WHAT TO DO:
Please find all lines in the data that hold the string "JSON" and copy them.

RECORDS:
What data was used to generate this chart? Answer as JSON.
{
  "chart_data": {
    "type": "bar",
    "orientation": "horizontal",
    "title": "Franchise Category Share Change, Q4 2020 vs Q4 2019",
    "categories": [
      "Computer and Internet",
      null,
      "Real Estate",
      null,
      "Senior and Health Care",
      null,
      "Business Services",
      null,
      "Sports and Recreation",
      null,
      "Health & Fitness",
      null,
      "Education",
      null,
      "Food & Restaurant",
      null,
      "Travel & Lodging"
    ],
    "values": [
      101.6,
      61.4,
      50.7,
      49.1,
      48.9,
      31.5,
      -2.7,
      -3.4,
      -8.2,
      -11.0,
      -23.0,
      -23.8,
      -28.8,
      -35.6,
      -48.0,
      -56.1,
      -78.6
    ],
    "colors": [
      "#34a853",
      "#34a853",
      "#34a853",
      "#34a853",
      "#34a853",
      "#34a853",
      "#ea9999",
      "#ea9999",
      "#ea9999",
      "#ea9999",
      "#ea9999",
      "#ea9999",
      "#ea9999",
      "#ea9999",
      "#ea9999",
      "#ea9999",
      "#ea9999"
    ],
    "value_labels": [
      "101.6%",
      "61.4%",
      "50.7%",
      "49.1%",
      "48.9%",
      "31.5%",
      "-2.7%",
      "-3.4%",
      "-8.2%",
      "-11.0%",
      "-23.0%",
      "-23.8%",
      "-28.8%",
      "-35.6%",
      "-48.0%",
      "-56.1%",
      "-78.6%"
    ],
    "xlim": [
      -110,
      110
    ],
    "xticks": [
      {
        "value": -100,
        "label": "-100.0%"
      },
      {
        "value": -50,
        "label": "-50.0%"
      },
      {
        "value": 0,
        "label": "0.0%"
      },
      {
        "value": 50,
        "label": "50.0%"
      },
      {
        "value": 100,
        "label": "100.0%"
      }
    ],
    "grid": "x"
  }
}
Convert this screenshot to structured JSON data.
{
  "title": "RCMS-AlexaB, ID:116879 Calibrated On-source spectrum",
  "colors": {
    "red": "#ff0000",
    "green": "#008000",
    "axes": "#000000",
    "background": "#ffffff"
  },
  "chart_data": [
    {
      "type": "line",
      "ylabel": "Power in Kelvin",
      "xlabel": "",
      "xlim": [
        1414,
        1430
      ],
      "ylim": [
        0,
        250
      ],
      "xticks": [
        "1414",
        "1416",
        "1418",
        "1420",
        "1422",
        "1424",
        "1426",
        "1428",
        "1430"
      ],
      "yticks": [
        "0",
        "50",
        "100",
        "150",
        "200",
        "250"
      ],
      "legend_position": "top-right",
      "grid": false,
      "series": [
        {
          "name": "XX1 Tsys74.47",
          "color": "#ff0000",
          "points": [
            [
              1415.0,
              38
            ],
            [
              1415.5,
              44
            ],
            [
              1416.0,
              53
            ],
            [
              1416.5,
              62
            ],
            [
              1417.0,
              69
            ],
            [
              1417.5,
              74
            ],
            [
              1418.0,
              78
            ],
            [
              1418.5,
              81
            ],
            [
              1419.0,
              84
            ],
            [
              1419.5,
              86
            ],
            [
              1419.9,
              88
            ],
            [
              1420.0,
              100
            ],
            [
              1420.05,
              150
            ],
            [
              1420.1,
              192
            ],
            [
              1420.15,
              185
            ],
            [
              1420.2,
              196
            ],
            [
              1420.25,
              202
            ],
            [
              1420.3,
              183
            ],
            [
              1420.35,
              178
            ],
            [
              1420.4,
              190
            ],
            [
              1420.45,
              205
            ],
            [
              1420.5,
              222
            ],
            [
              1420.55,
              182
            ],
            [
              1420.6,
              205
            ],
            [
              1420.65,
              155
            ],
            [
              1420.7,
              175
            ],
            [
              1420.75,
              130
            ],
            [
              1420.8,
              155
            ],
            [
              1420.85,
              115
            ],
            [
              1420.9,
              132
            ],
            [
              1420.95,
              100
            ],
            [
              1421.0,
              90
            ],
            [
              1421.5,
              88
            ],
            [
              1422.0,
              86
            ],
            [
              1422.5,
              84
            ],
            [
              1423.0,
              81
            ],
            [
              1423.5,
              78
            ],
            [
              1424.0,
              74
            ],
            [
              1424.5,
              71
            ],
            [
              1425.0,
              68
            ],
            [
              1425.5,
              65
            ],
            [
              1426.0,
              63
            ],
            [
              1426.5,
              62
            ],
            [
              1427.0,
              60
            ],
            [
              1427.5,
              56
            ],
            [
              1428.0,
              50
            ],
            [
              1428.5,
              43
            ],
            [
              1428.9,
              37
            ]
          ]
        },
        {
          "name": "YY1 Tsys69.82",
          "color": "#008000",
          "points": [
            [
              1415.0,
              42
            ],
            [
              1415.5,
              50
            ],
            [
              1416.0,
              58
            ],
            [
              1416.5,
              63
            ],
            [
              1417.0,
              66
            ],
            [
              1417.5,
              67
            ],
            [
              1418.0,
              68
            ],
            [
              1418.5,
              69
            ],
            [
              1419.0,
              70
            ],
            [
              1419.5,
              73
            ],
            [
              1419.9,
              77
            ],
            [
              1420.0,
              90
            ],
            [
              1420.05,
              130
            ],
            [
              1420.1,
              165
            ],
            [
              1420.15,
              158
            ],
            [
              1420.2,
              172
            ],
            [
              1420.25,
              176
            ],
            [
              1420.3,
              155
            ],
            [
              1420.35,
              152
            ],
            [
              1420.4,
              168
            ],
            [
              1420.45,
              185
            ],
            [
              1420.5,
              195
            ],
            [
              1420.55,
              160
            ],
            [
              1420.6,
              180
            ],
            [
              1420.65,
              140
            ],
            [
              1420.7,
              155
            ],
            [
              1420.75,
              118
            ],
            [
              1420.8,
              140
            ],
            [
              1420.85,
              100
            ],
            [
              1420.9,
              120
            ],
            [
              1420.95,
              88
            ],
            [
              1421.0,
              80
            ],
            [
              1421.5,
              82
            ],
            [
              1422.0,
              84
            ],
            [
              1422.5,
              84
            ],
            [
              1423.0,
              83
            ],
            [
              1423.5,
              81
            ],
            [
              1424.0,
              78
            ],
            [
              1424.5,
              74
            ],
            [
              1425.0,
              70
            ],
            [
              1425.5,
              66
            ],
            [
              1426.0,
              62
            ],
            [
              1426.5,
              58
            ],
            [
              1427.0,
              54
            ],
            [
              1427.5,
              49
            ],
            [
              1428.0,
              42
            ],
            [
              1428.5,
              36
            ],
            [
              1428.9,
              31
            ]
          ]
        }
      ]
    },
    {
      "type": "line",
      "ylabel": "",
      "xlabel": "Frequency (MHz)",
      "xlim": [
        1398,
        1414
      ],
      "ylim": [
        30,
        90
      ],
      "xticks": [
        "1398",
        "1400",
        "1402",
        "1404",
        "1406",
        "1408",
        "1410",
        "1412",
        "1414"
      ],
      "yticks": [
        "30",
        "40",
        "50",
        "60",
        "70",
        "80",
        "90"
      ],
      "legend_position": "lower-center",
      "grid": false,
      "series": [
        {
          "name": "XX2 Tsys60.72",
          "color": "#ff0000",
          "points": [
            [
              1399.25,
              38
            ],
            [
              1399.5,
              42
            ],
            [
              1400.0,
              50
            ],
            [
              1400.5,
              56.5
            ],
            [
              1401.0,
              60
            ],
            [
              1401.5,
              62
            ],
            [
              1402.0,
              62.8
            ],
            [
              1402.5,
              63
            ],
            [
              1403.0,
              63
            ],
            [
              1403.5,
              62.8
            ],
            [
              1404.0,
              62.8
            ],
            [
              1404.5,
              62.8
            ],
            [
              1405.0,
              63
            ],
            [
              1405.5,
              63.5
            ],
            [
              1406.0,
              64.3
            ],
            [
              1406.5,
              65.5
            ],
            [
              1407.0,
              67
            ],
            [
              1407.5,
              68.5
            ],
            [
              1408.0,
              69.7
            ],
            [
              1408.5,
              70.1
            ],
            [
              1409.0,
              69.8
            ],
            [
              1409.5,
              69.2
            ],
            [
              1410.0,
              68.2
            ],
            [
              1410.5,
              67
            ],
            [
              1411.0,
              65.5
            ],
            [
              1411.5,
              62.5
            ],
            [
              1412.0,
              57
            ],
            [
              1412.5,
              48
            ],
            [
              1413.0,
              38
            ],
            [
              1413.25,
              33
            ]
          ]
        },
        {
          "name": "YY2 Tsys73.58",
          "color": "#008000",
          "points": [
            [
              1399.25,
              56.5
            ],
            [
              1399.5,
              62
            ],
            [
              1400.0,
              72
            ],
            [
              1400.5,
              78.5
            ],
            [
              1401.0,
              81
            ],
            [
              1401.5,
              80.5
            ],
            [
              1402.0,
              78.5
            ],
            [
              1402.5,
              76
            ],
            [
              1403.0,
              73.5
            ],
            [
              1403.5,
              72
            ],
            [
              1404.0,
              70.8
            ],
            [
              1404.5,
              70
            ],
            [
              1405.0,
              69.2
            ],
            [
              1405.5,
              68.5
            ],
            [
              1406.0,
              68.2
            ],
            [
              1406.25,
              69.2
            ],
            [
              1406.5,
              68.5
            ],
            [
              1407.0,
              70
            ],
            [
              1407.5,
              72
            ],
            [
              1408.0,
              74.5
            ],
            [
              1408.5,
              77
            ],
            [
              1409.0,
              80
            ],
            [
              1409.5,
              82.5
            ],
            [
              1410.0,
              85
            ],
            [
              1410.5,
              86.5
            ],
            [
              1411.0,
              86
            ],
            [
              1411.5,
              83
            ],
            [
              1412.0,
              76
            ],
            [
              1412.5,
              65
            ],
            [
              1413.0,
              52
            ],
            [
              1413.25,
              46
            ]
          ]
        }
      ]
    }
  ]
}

THE COMPLETED TASK:
What data was used to generate this chart? Answer as JSON.
Convert this screenshot to structured JSON data.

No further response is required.